## What you will do
Please write the listing below out again exactly, leaving every picture behind.

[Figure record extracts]
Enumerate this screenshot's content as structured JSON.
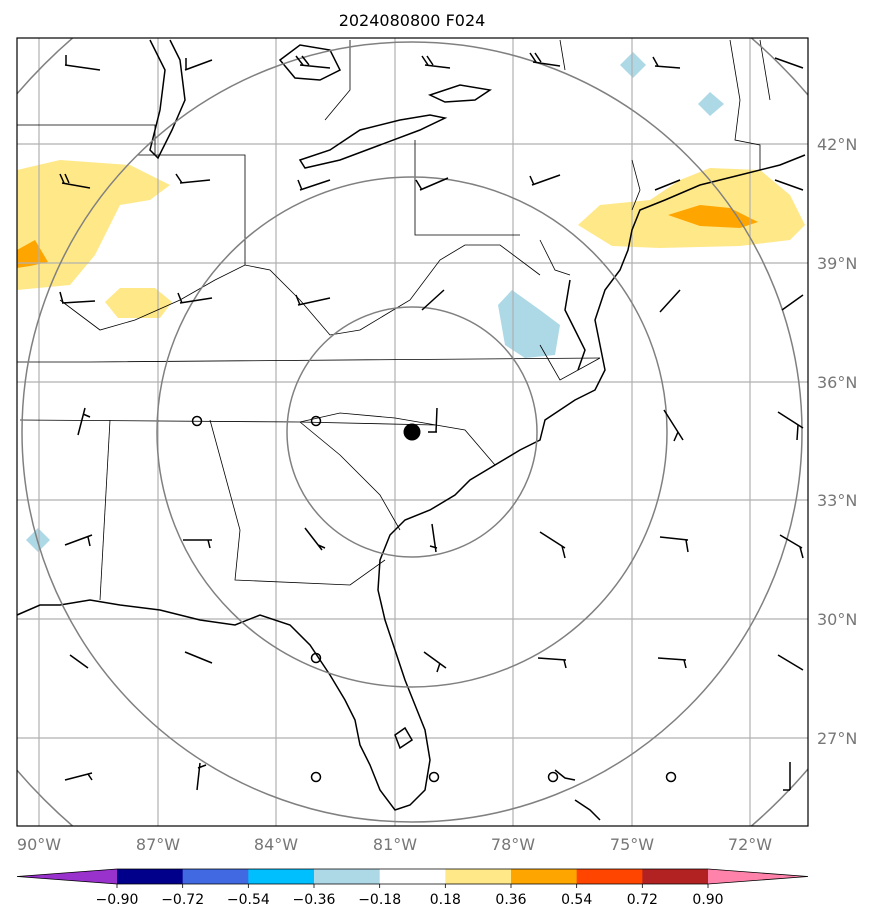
{
  "title": "2024080800 F024",
  "lat_labels": [
    "42°N",
    "39°N",
    "36°N",
    "33°N",
    "30°N",
    "27°N"
  ],
  "lon_labels": [
    "90°W",
    "87°W",
    "84°W",
    "81°W",
    "78°W",
    "75°W",
    "72°W"
  ],
  "colorbar": {
    "ticks": [
      "−0.90",
      "−0.72",
      "−0.54",
      "−0.36",
      "−0.18",
      "0.18",
      "0.36",
      "0.54",
      "0.72",
      "0.90"
    ],
    "colors": [
      "#9932cc",
      "#00008b",
      "#4169e1",
      "#00bfff",
      "#add8e6",
      "#ffffff",
      "#ffe888",
      "#ffa500",
      "#ff4500",
      "#b22222",
      "#ff82ab"
    ]
  },
  "map": {
    "center_marker": "filled-circle",
    "range_ring_color": "#808080",
    "shading_colors": {
      "light_blue": "#add8e6",
      "light_yellow": "#ffe888",
      "orange": "#ffa500"
    },
    "calm_station_icon": "open-circle",
    "wind_barb_icon": "wind-barb"
  }
}
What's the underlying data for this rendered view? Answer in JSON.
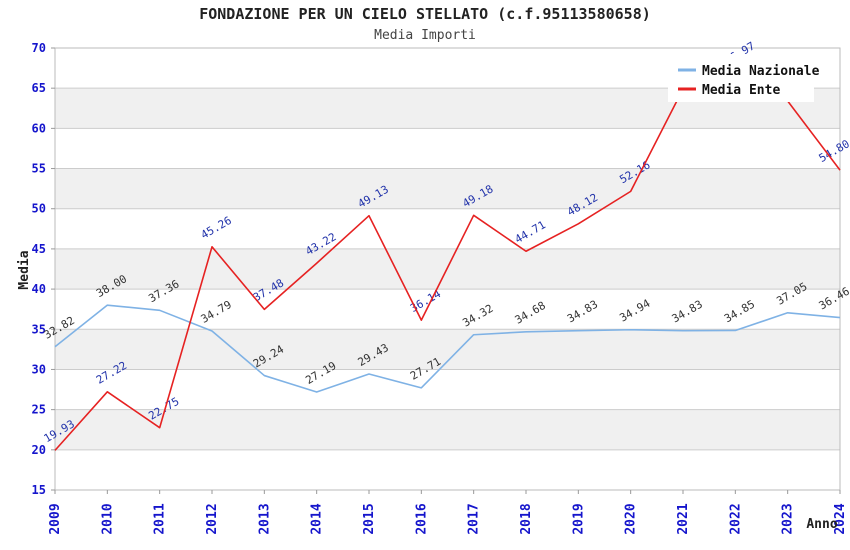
{
  "chart_data": {
    "type": "line",
    "title": "FONDAZIONE PER UN CIELO STELLATO (c.f.95113580658)",
    "subtitle": "Media Importi",
    "xlabel": "Anno",
    "ylabel": "Media",
    "x": [
      "2009",
      "2010",
      "2011",
      "2012",
      "2013",
      "2014",
      "2015",
      "2016",
      "2017",
      "2018",
      "2019",
      "2020",
      "2021",
      "2022",
      "2023",
      "2024"
    ],
    "ylim": [
      15,
      70
    ],
    "ytick_step": 5,
    "grid": "horizontal",
    "bands": "alternating-grey-white",
    "legend_position": "top-right",
    "series": [
      {
        "name": "Media Nazionale",
        "color": "#7fb2e5",
        "label_color": "#333333",
        "values": [
          32.82,
          38.0,
          37.36,
          34.79,
          29.24,
          27.19,
          29.43,
          27.71,
          34.32,
          34.68,
          34.83,
          34.94,
          34.83,
          34.85,
          37.05,
          36.46
        ]
      },
      {
        "name": "Media Ente",
        "color": "#e62222",
        "label_color": "#2233aa",
        "values": [
          19.93,
          27.22,
          22.75,
          45.26,
          37.48,
          43.22,
          49.13,
          36.14,
          49.18,
          44.71,
          48.12,
          52.16,
          64.9,
          66.97,
          63.4,
          54.8
        ]
      }
    ],
    "colors": {
      "band_grey": "#f0f0f0",
      "gridline": "#cccccc",
      "plot_border": "#bbbbbb",
      "tick_label": "#1515cc",
      "legend_bg": "#ffffff"
    }
  }
}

## Output below
Enumerate this screenshot's content as structured JSON.
{
  "title": "2024080800 F024",
  "lat_labels": [
    "42°N",
    "39°N",
    "36°N",
    "33°N",
    "30°N",
    "27°N"
  ],
  "lon_labels": [
    "90°W",
    "87°W",
    "84°W",
    "81°W",
    "78°W",
    "75°W",
    "72°W"
  ],
  "colorbar": {
    "ticks": [
      "−0.90",
      "−0.72",
      "−0.54",
      "−0.36",
      "−0.18",
      "0.18",
      "0.36",
      "0.54",
      "0.72",
      "0.90"
    ],
    "colors": [
      "#9932cc",
      "#00008b",
      "#4169e1",
      "#00bfff",
      "#add8e6",
      "#ffffff",
      "#ffe888",
      "#ffa500",
      "#ff4500",
      "#b22222",
      "#ff82ab"
    ]
  },
  "map": {
    "center_marker": "filled-circle",
    "range_ring_color": "#808080",
    "shading_colors": {
      "light_blue": "#add8e6",
      "light_yellow": "#ffe888",
      "orange": "#ffa500"
    },
    "calm_station_icon": "open-circle",
    "wind_barb_icon": "wind-barb"
  }
}
What's the underlying data for this rendered view? Answer in JSON.
{
  "chart_data": {
    "type": "line",
    "title": "FONDAZIONE PER UN CIELO STELLATO (c.f.95113580658)",
    "subtitle": "Media Importi",
    "xlabel": "Anno",
    "ylabel": "Media",
    "x": [
      "2009",
      "2010",
      "2011",
      "2012",
      "2013",
      "2014",
      "2015",
      "2016",
      "2017",
      "2018",
      "2019",
      "2020",
      "2021",
      "2022",
      "2023",
      "2024"
    ],
    "ylim": [
      15,
      70
    ],
    "ytick_step": 5,
    "grid": "horizontal",
    "bands": "alternating-grey-white",
    "legend_position": "top-right",
    "series": [
      {
        "name": "Media Nazionale",
        "color": "#7fb2e5",
        "label_color": "#333333",
        "values": [
          32.82,
          38.0,
          37.36,
          34.79,
          29.24,
          27.19,
          29.43,
          27.71,
          34.32,
          34.68,
          34.83,
          34.94,
          34.83,
          34.85,
          37.05,
          36.46
        ]
      },
      {
        "name": "Media Ente",
        "color": "#e62222",
        "label_color": "#2233aa",
        "values": [
          19.93,
          27.22,
          22.75,
          45.26,
          37.48,
          43.22,
          49.13,
          36.14,
          49.18,
          44.71,
          48.12,
          52.16,
          64.9,
          66.97,
          63.4,
          54.8
        ]
      }
    ],
    "colors": {
      "band_grey": "#f0f0f0",
      "gridline": "#cccccc",
      "plot_border": "#bbbbbb",
      "tick_label": "#1515cc",
      "legend_bg": "#ffffff"
    }
  }
}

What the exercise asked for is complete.